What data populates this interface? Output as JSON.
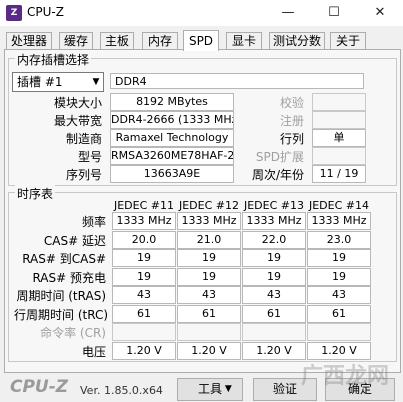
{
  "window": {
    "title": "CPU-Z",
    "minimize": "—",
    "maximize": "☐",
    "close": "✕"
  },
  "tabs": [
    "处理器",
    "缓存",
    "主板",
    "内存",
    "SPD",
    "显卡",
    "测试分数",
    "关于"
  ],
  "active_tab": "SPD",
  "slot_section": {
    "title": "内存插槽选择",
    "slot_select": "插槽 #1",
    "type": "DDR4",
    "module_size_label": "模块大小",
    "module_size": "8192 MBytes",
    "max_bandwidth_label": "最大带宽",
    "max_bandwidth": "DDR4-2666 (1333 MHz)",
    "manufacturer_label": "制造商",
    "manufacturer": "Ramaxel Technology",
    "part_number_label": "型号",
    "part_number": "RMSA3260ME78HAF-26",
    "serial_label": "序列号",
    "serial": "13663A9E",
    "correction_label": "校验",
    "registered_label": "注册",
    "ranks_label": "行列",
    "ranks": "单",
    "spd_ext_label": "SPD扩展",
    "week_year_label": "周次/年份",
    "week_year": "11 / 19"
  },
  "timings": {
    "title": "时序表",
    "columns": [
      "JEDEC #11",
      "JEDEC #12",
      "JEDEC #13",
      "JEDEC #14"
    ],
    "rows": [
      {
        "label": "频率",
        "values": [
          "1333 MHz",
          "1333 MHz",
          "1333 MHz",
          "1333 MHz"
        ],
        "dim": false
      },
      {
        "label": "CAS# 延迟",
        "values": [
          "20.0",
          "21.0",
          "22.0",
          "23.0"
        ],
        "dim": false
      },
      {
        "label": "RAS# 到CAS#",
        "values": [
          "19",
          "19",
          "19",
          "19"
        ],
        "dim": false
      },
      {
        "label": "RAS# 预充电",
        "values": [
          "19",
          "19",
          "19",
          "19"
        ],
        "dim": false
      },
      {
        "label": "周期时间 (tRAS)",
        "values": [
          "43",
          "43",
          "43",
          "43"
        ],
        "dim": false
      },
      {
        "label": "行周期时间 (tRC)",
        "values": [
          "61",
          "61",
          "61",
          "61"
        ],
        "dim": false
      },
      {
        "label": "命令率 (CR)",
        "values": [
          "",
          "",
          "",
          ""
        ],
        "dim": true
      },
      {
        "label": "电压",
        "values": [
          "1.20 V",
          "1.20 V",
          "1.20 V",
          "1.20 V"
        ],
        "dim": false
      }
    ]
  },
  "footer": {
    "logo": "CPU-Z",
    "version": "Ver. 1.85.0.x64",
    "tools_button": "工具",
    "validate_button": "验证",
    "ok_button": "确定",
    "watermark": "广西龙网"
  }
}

▬▬▬

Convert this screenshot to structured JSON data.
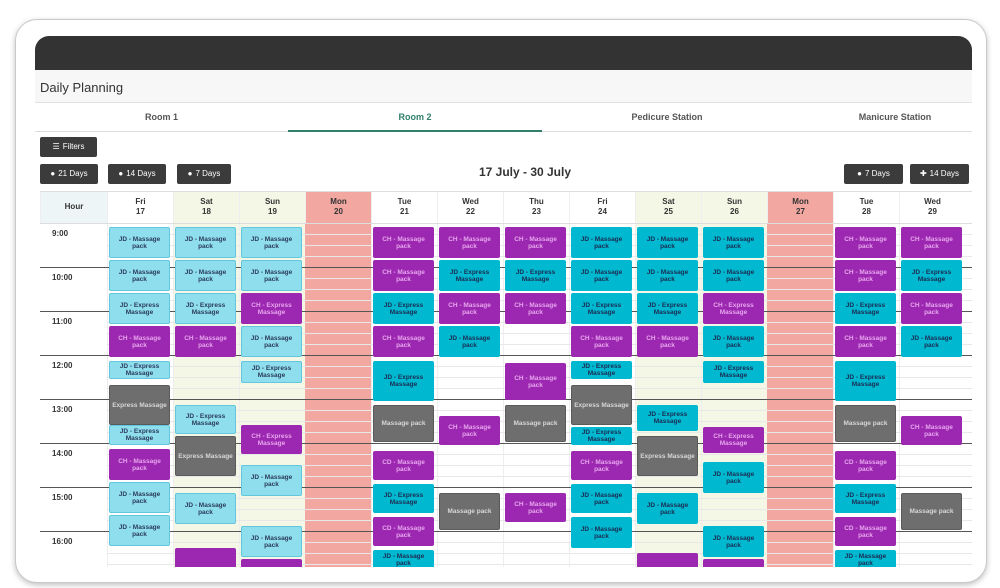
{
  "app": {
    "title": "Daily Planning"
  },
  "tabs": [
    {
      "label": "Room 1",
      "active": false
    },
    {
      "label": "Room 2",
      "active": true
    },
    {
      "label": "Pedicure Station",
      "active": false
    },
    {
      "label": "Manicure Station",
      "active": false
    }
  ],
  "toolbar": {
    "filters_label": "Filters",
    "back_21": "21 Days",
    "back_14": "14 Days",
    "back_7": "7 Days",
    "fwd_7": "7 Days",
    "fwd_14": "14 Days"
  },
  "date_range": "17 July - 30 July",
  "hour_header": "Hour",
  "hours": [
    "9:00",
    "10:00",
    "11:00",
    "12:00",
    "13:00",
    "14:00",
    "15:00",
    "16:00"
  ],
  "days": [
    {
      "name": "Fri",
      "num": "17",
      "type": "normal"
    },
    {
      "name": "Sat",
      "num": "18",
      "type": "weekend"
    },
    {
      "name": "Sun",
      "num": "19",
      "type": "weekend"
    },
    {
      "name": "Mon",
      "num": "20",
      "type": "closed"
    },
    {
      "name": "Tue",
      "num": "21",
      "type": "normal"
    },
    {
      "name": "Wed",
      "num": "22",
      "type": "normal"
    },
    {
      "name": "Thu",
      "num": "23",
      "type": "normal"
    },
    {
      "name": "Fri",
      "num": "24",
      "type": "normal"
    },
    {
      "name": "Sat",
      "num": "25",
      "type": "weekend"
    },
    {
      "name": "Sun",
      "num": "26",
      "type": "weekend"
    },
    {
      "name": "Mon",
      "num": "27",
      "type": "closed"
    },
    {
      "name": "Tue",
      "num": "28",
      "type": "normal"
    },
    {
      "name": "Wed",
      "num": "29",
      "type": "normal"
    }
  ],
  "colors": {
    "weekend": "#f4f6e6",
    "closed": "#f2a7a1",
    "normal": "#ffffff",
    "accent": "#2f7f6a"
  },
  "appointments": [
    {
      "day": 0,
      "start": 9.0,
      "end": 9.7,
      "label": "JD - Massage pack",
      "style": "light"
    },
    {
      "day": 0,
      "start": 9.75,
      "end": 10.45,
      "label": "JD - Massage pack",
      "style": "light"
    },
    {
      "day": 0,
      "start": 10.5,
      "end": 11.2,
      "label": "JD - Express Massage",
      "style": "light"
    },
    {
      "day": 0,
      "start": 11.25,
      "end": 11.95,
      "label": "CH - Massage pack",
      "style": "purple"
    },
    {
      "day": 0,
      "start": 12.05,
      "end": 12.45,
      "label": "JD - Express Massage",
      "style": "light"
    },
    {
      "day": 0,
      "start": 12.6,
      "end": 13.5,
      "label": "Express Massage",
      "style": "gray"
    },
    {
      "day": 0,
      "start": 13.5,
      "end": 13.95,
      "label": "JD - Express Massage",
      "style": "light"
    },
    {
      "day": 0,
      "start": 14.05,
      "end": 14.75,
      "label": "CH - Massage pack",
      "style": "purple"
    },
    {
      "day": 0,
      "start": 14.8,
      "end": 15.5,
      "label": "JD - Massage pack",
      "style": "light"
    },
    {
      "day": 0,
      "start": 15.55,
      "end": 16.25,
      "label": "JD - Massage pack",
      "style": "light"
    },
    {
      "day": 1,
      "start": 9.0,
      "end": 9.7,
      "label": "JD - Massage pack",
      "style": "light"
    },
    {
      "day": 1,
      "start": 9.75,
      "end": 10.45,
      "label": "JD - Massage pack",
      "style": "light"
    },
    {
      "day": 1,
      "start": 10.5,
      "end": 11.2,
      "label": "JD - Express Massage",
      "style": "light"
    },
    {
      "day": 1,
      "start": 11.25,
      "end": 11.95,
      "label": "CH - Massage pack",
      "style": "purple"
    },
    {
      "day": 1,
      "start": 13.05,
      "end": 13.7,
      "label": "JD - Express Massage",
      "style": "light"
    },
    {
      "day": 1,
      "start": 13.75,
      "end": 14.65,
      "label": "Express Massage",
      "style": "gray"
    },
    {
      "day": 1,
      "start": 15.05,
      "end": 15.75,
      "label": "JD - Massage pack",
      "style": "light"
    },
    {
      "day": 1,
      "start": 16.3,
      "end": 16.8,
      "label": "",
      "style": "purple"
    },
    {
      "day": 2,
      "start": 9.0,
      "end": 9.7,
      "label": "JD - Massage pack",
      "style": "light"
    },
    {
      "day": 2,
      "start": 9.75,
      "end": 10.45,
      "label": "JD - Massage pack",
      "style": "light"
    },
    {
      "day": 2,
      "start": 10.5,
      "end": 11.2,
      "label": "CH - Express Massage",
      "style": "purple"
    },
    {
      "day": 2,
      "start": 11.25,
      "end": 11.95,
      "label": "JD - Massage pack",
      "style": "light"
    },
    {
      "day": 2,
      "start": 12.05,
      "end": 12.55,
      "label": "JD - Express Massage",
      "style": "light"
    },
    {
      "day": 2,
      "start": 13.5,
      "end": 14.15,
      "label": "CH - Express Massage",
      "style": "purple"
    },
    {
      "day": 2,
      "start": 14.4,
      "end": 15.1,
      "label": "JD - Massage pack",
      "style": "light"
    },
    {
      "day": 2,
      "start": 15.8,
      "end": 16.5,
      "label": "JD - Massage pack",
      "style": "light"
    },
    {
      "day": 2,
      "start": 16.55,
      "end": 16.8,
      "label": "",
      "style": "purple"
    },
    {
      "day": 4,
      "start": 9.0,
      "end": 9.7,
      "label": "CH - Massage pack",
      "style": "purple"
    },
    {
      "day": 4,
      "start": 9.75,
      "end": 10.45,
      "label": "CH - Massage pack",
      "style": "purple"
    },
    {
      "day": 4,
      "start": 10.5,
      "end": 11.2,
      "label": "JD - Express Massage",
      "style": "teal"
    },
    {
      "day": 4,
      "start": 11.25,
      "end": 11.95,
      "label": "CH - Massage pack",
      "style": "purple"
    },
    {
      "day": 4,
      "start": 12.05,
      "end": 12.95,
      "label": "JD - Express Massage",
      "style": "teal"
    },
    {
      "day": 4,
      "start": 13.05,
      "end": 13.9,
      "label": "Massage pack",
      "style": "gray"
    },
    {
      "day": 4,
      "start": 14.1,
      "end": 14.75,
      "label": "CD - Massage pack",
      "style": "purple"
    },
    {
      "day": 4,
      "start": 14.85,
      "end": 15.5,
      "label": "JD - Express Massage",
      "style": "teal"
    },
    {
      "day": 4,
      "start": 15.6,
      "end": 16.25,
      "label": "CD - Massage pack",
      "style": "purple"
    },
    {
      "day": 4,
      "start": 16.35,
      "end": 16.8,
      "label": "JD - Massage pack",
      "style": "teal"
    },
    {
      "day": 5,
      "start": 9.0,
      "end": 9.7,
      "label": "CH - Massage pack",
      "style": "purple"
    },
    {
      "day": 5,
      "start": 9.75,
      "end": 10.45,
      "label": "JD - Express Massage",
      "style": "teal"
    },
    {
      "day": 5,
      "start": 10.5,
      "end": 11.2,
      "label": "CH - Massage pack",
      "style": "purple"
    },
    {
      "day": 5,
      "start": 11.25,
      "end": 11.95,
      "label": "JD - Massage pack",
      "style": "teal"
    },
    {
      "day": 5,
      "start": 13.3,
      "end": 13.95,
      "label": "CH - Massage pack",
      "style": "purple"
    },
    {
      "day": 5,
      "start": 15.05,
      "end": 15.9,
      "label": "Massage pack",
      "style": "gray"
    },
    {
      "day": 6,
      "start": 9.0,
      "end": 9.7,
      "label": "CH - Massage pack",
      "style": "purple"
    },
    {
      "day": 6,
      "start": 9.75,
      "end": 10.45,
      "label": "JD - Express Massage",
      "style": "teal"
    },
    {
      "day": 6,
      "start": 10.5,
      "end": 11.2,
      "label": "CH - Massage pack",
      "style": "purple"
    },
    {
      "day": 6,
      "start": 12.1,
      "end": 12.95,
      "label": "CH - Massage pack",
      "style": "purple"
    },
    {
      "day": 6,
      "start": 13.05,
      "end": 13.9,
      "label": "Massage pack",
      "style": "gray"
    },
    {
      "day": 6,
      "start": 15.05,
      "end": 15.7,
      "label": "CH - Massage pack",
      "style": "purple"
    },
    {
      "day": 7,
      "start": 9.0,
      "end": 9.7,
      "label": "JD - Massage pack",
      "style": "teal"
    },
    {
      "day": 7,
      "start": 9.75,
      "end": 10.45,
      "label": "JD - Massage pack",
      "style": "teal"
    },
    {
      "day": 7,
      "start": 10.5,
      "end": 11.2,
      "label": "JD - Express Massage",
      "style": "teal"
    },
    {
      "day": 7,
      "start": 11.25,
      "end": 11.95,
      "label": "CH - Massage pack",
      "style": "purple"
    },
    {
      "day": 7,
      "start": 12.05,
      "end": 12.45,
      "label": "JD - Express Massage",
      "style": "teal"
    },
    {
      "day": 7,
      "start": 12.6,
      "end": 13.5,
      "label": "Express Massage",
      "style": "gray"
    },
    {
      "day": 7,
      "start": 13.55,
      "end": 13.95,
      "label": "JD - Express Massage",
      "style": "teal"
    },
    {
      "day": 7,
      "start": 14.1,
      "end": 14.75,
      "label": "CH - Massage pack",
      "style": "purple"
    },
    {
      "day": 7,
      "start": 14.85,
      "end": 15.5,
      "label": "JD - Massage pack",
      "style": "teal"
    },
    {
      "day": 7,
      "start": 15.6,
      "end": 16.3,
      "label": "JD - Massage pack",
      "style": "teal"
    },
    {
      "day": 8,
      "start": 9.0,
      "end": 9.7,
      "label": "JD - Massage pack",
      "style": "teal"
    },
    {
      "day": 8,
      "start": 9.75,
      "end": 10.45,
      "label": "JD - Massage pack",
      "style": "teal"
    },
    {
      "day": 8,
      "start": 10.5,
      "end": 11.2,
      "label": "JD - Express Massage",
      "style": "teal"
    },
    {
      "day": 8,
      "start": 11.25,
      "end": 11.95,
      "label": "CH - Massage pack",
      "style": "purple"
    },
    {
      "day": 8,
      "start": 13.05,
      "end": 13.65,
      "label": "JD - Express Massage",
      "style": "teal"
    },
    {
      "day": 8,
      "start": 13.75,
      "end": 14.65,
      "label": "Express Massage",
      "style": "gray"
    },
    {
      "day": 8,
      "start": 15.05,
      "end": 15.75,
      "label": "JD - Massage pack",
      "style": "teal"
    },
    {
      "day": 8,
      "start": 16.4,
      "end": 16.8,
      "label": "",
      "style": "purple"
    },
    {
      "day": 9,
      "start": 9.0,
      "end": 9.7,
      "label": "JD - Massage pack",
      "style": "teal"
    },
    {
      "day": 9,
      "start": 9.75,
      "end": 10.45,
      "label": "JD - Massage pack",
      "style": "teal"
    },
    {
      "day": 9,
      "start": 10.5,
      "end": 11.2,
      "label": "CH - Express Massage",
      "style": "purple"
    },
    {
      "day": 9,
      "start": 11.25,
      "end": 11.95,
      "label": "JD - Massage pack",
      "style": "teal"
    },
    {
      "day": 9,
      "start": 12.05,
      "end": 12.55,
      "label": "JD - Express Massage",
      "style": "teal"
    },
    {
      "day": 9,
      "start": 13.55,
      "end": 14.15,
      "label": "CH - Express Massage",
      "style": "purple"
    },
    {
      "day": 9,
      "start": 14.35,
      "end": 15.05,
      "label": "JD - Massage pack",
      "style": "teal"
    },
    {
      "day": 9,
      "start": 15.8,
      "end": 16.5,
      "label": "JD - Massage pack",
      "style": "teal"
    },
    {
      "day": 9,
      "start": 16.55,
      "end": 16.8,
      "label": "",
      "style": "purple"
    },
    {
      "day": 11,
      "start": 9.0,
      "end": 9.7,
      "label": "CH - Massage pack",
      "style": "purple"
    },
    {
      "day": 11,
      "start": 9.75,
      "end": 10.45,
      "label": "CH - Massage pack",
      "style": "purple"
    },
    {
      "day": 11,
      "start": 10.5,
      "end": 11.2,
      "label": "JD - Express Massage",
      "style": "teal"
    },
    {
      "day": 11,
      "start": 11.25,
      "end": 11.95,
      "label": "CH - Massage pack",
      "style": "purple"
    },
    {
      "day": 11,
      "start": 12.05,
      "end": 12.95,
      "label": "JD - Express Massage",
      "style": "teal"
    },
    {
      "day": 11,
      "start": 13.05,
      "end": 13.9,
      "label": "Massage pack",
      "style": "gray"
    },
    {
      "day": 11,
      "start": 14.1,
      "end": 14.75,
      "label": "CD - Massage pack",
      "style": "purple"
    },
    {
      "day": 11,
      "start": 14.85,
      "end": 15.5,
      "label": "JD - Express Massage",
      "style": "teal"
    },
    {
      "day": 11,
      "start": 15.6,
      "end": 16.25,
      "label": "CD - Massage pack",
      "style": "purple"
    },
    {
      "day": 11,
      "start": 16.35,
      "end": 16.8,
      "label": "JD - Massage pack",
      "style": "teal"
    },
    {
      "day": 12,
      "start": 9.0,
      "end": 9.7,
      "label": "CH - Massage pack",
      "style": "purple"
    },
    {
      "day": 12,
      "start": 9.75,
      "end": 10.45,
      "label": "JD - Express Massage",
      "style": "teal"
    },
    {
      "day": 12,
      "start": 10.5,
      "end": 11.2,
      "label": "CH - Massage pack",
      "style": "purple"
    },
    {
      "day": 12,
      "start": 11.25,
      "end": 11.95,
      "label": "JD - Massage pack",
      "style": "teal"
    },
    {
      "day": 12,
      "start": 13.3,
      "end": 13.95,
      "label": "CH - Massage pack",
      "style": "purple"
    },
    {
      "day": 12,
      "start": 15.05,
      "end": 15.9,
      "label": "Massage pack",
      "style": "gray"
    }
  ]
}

▬▬▬

Where a line in the material above holds "JSON", copy that line.

§ **FULL OUTPUT**
What data populates this interface? Output as JSON.
Convert this screenshot to structured JSON data.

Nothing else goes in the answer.